• **Input data**
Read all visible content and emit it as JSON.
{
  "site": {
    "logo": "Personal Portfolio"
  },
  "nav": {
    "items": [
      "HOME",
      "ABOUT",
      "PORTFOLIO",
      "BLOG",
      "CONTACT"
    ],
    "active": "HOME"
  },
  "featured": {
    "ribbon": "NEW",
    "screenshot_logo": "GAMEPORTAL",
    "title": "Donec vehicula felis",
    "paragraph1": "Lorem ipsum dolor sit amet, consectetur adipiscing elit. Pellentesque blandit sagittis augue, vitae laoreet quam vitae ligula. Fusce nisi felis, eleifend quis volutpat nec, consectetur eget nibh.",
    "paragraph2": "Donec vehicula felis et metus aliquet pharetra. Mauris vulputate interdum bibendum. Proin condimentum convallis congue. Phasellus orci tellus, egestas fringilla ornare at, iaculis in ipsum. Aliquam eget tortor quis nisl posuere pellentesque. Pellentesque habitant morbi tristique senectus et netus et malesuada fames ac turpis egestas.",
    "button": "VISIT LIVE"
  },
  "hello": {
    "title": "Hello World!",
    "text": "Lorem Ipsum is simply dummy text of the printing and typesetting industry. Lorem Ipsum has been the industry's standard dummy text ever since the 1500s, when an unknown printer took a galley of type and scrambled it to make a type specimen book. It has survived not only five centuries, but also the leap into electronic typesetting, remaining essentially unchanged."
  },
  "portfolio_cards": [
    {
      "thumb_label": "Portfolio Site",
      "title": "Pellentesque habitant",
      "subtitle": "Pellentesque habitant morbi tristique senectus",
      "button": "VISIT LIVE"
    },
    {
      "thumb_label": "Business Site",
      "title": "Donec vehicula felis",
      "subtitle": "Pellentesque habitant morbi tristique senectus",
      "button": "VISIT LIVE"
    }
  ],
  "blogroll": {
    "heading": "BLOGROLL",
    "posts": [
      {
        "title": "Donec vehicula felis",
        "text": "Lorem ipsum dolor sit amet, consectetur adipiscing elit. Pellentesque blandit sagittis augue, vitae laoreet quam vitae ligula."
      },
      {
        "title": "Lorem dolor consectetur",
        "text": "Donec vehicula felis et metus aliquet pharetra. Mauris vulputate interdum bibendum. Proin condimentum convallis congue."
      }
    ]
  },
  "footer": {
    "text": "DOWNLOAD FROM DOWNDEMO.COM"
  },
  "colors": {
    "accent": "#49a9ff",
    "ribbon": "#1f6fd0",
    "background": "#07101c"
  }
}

• **Exercise instructions**
Filter the listing above for the string "vulputate" and copy every matching line.

• **Response below**
    "paragraph2": "Donec vehicula felis et metus aliquet pharetra. Mauris vulputate interdum bibendum. Proin condimentum convallis congue. Phasellus orci tellus, egestas fringilla ornare at, iaculis in ipsum. Aliquam eget tortor quis nisl posuere pellentesque. Pellentesque habitant morbi tristique senectus et netus et malesuada fames ac turpis egestas.",
        "text": "Donec vehicula felis et metus aliquet pharetra. Mauris vulputate interdum bibendum. Proin condimentum convallis congue."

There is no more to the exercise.